Work required | Leave the pictures out and print every record below exactly as it stands.

[Collection entries]

★ ★ ★ ★ ★ ★ ★

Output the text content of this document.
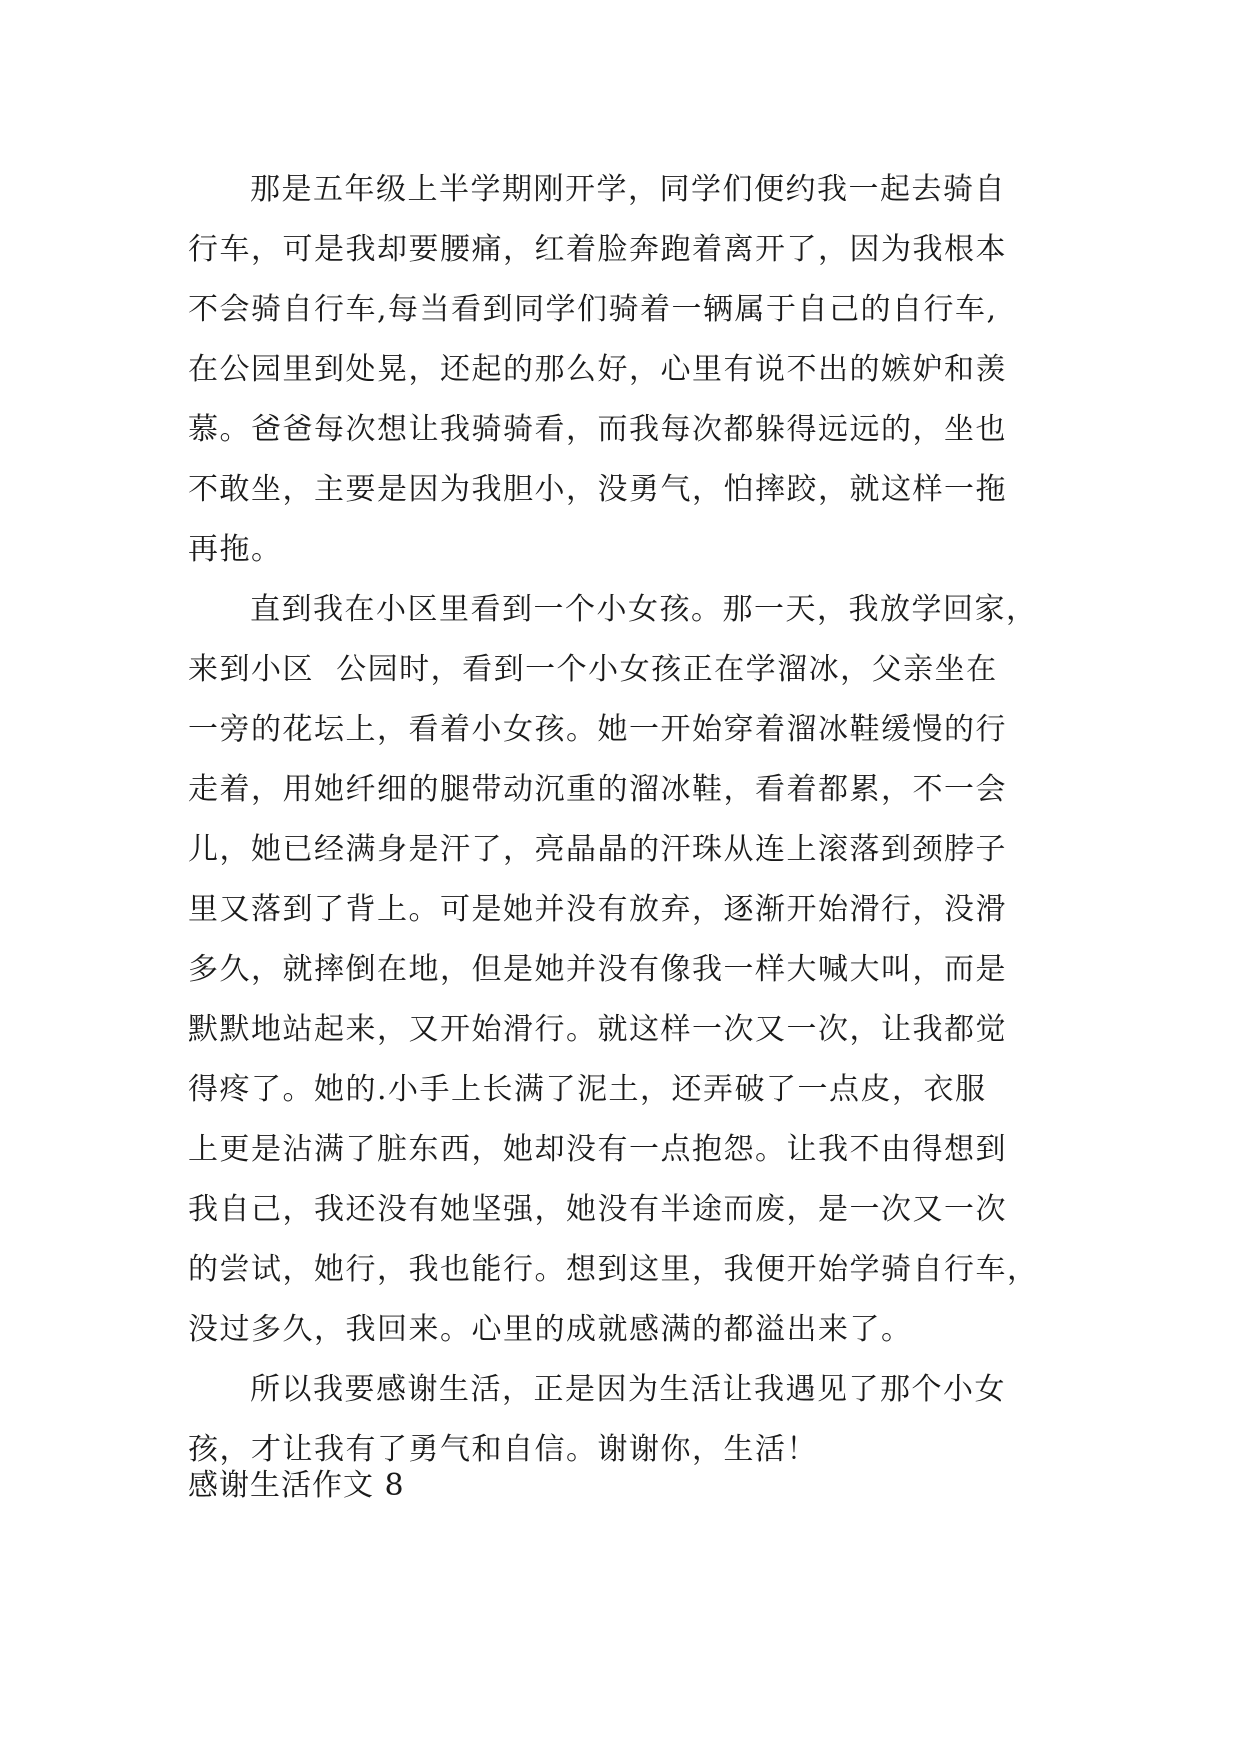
那是五年级上半学期刚开学，同学们便约我一起去骑自
行车，可是我却要腰痛，红着脸奔跑着离开了，因为我根本
不会骑自行车,每当看到同学们骑着一辆属于自己的自行车,
在公园里到处晃，还起的那么好，心里有说不出的嫉妒和羡
慕。爸爸每次想让我骑骑看，而我每次都躲得远远的，坐也
不敢坐，主要是因为我胆小，没勇气，怕摔跤，就这样一拖
再拖。
直到我在小区里看到一个小女孩。那一天，我放学回家，
来到小区  公园时，看到一个小女孩正在学溜冰，父亲坐在
一旁的花坛上，看着小女孩。她一开始穿着溜冰鞋缓慢的行
走着，用她纤细的腿带动沉重的溜冰鞋，看着都累，不一会
儿，她已经满身是汗了，亮晶晶的汗珠从连上滚落到颈脖子
里又落到了背上。可是她并没有放弃，逐渐开始滑行，没滑
多久，就摔倒在地，但是她并没有像我一样大喊大叫，而是
默默地站起来，又开始滑行。就这样一次又一次，让我都觉
得疼了。她的.小手上长满了泥土，还弄破了一点皮，衣服
上更是沾满了脏东西，她却没有一点抱怨。让我不由得想到
我自己，我还没有她坚强，她没有半途而废，是一次又一次
的尝试，她行，我也能行。想到这里，我便开始学骑自行车，
没过多久，我回来。心里的成就感满的都溢出来了。
所以我要感谢生活，正是因为生活让我遇见了那个小女
孩，才让我有了勇气和自信。谢谢你，生活！
感谢生活作文 8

★ ★ ★ ★ ★ ★ ★

Expected output |
Output the text content of this document.
那是五年级上半学期刚开学，同学们便约我一起去骑自
行车，可是我却要腰痛，红着脸奔跑着离开了，因为我根本
不会骑自行车,每当看到同学们骑着一辆属于自己的自行车,
在公园里到处晃，还起的那么好，心里有说不出的嫉妒和羡
慕。爸爸每次想让我骑骑看，而我每次都躲得远远的，坐也
不敢坐，主要是因为我胆小，没勇气，怕摔跤，就这样一拖
再拖。
直到我在小区里看到一个小女孩。那一天，我放学回家，
来到小区  公园时，看到一个小女孩正在学溜冰，父亲坐在
一旁的花坛上，看着小女孩。她一开始穿着溜冰鞋缓慢的行
走着，用她纤细的腿带动沉重的溜冰鞋，看着都累，不一会
儿，她已经满身是汗了，亮晶晶的汗珠从连上滚落到颈脖子
里又落到了背上。可是她并没有放弃，逐渐开始滑行，没滑
多久，就摔倒在地，但是她并没有像我一样大喊大叫，而是
默默地站起来，又开始滑行。就这样一次又一次，让我都觉
得疼了。她的.小手上长满了泥土，还弄破了一点皮，衣服
上更是沾满了脏东西，她却没有一点抱怨。让我不由得想到
我自己，我还没有她坚强，她没有半途而废，是一次又一次
的尝试，她行，我也能行。想到这里，我便开始学骑自行车，
没过多久，我回来。心里的成就感满的都溢出来了。
所以我要感谢生活，正是因为生活让我遇见了那个小女
孩，才让我有了勇气和自信。谢谢你，生活！
感谢生活作文 8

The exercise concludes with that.